Exercise:
All entries below are to be set down again, identical to the source.
## Start
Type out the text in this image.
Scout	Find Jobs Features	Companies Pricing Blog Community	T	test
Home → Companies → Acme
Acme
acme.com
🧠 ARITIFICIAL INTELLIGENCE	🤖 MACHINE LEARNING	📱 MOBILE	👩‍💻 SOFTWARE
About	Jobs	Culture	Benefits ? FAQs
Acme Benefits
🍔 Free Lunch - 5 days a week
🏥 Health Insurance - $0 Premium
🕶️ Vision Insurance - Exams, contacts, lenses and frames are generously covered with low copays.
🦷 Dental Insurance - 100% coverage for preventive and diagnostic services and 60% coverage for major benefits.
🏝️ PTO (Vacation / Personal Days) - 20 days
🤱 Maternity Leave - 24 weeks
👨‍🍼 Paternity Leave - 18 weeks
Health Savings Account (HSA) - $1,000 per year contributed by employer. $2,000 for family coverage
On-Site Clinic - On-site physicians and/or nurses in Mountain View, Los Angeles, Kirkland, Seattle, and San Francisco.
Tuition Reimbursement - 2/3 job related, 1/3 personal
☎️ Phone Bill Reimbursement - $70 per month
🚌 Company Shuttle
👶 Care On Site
## End
Completed exercise:
Type out the text in this image.
Scout	Find Jobs Features	Companies Pricing Blog Community	T	test
Home → Companies → Acme
Acme
acme.com
🧠 ARITIFICIAL INTELLIGENCE	🤖 MACHINE LEARNING	📱 MOBILE	👩‍💻 SOFTWARE
About	Jobs	Culture	Benefits ? FAQs
Acme Benefits
🍔 Free Lunch - 5 days a week
🏥 Health Insurance - $0 Premium
🕶️ Vision Insurance - Exams, contacts, lenses and frames are generously covered with low copays.
🦷 Dental Insurance - 100% coverage for preventive and diagnostic services and 60% coverage for major benefits.
🏝️ PTO (Vacation / Personal Days) - 20 days
🤱 Maternity Leave - 24 weeks
👨‍🍼 Paternity Leave - 18 weeks
Health Savings Account (HSA) - $1,000 per year contributed by employer. $2,000 for family coverage
On-Site Clinic - On-site physicians and/or nurses in Mountain View, Los Angeles, Kirkland, Seattle, and San Francisco.
Tuition Reimbursement - 2/3 job related, 1/3 personal
☎️ Phone Bill Reimbursement - $70 per month
🚌 Company Shuttle
👶 Care On Site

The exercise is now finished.